→ Your objective:
Single out the lines that include the word "text". Copy them.

→ Collected data entries:
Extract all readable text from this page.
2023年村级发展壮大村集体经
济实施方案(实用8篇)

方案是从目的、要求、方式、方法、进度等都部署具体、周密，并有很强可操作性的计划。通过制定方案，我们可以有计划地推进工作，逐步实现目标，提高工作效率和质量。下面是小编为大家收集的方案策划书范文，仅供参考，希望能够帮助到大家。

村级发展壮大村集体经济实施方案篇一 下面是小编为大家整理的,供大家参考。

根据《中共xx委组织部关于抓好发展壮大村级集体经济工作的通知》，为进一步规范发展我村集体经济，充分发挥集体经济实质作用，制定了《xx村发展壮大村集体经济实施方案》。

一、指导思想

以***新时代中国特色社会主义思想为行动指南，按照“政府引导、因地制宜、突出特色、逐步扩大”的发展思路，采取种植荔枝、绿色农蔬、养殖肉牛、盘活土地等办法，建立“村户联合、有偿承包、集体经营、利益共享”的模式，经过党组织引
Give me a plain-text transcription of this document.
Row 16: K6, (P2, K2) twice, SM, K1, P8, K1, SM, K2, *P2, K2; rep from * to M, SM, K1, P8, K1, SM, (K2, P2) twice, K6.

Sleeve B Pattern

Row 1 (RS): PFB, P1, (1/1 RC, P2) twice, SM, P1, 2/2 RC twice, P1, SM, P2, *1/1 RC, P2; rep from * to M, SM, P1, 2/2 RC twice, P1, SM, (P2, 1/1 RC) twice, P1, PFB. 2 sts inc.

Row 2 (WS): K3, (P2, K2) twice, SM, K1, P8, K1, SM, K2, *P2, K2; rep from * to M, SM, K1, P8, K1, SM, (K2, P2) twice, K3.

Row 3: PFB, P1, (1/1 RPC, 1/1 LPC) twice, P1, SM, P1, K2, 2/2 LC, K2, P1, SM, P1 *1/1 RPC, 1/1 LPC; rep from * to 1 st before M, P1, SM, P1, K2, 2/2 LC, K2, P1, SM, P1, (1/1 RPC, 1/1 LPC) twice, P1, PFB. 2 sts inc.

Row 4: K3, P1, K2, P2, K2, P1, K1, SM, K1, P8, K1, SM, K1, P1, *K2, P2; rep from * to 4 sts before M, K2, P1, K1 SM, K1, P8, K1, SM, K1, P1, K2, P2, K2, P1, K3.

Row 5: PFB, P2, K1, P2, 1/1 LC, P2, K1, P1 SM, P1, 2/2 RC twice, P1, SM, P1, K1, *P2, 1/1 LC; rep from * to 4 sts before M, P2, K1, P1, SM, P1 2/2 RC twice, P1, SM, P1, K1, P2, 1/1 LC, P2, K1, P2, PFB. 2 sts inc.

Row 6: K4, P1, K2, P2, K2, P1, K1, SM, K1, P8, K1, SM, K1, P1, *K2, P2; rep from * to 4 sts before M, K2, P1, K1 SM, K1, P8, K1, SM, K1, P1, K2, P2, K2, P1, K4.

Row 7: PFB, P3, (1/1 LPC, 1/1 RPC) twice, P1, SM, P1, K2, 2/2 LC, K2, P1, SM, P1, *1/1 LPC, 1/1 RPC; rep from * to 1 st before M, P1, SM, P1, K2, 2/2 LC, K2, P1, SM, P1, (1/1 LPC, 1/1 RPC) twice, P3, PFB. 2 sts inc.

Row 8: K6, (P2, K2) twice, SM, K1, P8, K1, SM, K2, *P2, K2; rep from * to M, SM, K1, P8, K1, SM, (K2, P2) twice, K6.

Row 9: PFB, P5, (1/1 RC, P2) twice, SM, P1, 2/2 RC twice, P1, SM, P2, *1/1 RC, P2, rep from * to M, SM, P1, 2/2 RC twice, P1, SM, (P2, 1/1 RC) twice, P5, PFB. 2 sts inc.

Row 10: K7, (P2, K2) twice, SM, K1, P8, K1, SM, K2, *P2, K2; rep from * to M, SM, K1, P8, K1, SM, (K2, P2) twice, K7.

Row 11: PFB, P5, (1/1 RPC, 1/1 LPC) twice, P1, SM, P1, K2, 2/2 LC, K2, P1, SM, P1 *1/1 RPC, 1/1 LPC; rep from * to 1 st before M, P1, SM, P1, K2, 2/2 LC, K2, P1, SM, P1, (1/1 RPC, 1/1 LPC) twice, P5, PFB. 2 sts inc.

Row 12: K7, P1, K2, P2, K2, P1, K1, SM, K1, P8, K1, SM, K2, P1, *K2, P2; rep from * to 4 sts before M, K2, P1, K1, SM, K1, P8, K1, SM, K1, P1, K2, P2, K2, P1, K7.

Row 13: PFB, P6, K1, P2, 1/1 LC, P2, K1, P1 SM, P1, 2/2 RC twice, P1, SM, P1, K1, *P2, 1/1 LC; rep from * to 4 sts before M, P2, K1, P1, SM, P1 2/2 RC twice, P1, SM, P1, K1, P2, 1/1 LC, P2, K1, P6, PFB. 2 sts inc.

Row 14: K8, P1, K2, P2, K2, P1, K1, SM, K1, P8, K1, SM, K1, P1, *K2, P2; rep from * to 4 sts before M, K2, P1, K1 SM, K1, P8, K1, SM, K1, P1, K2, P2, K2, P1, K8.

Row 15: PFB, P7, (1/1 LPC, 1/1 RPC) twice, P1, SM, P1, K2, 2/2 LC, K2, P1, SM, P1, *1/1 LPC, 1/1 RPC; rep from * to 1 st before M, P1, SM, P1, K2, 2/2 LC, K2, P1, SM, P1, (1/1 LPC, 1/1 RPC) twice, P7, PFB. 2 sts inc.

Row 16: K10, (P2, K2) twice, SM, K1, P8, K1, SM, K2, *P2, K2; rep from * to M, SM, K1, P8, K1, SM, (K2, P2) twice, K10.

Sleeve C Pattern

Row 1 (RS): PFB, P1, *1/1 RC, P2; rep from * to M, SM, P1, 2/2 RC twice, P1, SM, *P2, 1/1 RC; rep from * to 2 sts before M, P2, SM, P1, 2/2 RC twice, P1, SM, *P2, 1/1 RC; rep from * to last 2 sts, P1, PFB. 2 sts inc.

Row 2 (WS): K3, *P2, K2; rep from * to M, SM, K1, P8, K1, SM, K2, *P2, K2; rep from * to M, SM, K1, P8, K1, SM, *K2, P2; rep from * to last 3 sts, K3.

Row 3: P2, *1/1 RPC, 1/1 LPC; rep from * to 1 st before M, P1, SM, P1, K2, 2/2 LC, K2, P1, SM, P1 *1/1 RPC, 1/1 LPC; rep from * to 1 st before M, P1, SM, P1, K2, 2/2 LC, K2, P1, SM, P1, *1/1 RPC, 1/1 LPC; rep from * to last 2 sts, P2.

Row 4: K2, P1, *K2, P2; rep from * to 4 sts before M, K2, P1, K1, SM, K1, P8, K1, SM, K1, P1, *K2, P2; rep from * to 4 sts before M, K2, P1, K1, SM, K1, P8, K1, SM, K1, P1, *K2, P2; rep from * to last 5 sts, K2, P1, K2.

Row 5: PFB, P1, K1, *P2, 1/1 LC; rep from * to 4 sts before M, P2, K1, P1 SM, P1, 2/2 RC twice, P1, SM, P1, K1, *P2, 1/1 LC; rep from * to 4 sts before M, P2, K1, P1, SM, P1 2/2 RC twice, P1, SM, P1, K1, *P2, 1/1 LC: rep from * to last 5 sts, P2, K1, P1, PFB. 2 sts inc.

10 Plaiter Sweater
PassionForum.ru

→ Written reply:
Extract all readable text from this page.
Give me a plain-text transcription of this document.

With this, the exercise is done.